→ Prompt
Extract every entry word for word.

------ Data records ------

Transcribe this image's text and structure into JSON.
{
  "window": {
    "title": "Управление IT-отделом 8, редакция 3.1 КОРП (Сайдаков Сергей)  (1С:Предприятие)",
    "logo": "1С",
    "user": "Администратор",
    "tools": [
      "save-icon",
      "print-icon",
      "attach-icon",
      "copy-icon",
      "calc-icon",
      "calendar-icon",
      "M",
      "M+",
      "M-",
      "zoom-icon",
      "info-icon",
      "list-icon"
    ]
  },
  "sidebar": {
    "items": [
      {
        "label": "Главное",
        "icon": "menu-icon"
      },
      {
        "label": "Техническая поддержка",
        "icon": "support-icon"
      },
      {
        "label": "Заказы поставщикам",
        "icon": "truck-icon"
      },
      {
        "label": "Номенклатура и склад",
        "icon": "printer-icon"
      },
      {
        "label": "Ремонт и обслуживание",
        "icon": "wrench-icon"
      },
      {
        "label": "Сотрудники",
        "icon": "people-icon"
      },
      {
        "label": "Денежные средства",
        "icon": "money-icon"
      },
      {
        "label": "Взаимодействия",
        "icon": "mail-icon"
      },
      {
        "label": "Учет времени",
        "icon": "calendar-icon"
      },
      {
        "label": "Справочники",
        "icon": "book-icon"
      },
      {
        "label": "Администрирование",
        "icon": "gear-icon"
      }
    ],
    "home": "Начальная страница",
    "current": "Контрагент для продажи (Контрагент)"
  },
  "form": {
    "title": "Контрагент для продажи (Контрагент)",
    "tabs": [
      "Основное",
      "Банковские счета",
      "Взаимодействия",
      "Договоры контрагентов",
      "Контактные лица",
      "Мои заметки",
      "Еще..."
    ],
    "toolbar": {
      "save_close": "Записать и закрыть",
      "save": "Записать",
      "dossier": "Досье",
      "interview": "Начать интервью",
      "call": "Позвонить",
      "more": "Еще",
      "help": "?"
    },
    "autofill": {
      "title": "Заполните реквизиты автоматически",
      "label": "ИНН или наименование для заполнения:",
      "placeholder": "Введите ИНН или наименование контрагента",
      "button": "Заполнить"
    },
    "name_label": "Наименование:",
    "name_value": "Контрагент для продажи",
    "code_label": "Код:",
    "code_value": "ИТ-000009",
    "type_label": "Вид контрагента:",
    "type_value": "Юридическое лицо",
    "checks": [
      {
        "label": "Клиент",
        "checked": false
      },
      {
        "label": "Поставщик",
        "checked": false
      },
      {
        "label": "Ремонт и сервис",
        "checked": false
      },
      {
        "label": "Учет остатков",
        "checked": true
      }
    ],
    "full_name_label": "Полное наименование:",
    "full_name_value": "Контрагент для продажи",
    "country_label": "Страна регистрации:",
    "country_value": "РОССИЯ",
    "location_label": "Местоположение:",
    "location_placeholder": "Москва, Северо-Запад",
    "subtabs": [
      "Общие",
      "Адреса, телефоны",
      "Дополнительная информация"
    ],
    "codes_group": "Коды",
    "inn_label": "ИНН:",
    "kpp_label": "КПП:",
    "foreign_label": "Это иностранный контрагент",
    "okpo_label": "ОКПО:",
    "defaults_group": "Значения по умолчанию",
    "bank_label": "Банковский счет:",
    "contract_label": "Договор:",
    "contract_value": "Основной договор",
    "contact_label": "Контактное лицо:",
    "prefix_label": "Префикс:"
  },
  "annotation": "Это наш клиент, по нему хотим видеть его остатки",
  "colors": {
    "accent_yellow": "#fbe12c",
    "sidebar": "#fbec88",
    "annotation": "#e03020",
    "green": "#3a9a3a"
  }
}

------

→ Full solution
Transcribe this image's text and structure into JSON.
{
  "window": {
    "title": "Управление IT-отделом 8, редакция 3.1 КОРП (Сайдаков Сергей)  (1С:Предприятие)",
    "logo": "1С",
    "user": "Администратор",
    "tools": [
      "save-icon",
      "print-icon",
      "attach-icon",
      "copy-icon",
      "calc-icon",
      "calendar-icon",
      "M",
      "M+",
      "M-",
      "zoom-icon",
      "info-icon",
      "list-icon"
    ]
  },
  "sidebar": {
    "items": [
      {
        "label": "Главное",
        "icon": "menu-icon"
      },
      {
        "label": "Техническая поддержка",
        "icon": "support-icon"
      },
      {
        "label": "Заказы поставщикам",
        "icon": "truck-icon"
      },
      {
        "label": "Номенклатура и склад",
        "icon": "printer-icon"
      },
      {
        "label": "Ремонт и обслуживание",
        "icon": "wrench-icon"
      },
      {
        "label": "Сотрудники",
        "icon": "people-icon"
      },
      {
        "label": "Денежные средства",
        "icon": "money-icon"
      },
      {
        "label": "Взаимодействия",
        "icon": "mail-icon"
      },
      {
        "label": "Учет времени",
        "icon": "calendar-icon"
      },
      {
        "label": "Справочники",
        "icon": "book-icon"
      },
      {
        "label": "Администрирование",
        "icon": "gear-icon"
      }
    ],
    "home": "Начальная страница",
    "current": "Контрагент для продажи (Контрагент)"
  },
  "form": {
    "title": "Контрагент для продажи (Контрагент)",
    "tabs": [
      "Основное",
      "Банковские счета",
      "Взаимодействия",
      "Договоры контрагентов",
      "Контактные лица",
      "Мои заметки",
      "Еще..."
    ],
    "toolbar": {
      "save_close": "Записать и закрыть",
      "save": "Записать",
      "dossier": "Досье",
      "interview": "Начать интервью",
      "call": "Позвонить",
      "more": "Еще",
      "help": "?"
    },
    "autofill": {
      "title": "Заполните реквизиты автоматически",
      "label": "ИНН или наименование для заполнения:",
      "placeholder": "Введите ИНН или наименование контрагента",
      "button": "Заполнить"
    },
    "name_label": "Наименование:",
    "name_value": "Контрагент для продажи",
    "code_label": "Код:",
    "code_value": "ИТ-000009",
    "type_label": "Вид контрагента:",
    "type_value": "Юридическое лицо",
    "checks": [
      {
        "label": "Клиент",
        "checked": false
      },
      {
        "label": "Поставщик",
        "checked": false
      },
      {
        "label": "Ремонт и сервис",
        "checked": false
      },
      {
        "label": "Учет остатков",
        "checked": true
      }
    ],
    "full_name_label": "Полное наименование:",
    "full_name_value": "Контрагент для продажи",
    "country_label": "Страна регистрации:",
    "country_value": "РОССИЯ",
    "location_label": "Местоположение:",
    "location_placeholder": "Москва, Северо-Запад",
    "subtabs": [
      "Общие",
      "Адреса, телефоны",
      "Дополнительная информация"
    ],
    "codes_group": "Коды",
    "inn_label": "ИНН:",
    "kpp_label": "КПП:",
    "foreign_label": "Это иностранный контрагент",
    "okpo_label": "ОКПО:",
    "defaults_group": "Значения по умолчанию",
    "bank_label": "Банковский счет:",
    "contract_label": "Договор:",
    "contract_value": "Основной договор",
    "contact_label": "Контактное лицо:",
    "prefix_label": "Префикс:"
  },
  "annotation": "Это наш клиент, по нему хотим видеть его остатки",
  "colors": {
    "accent_yellow": "#fbe12c",
    "sidebar": "#fbec88",
    "annotation": "#e03020",
    "green": "#3a9a3a"
  }
}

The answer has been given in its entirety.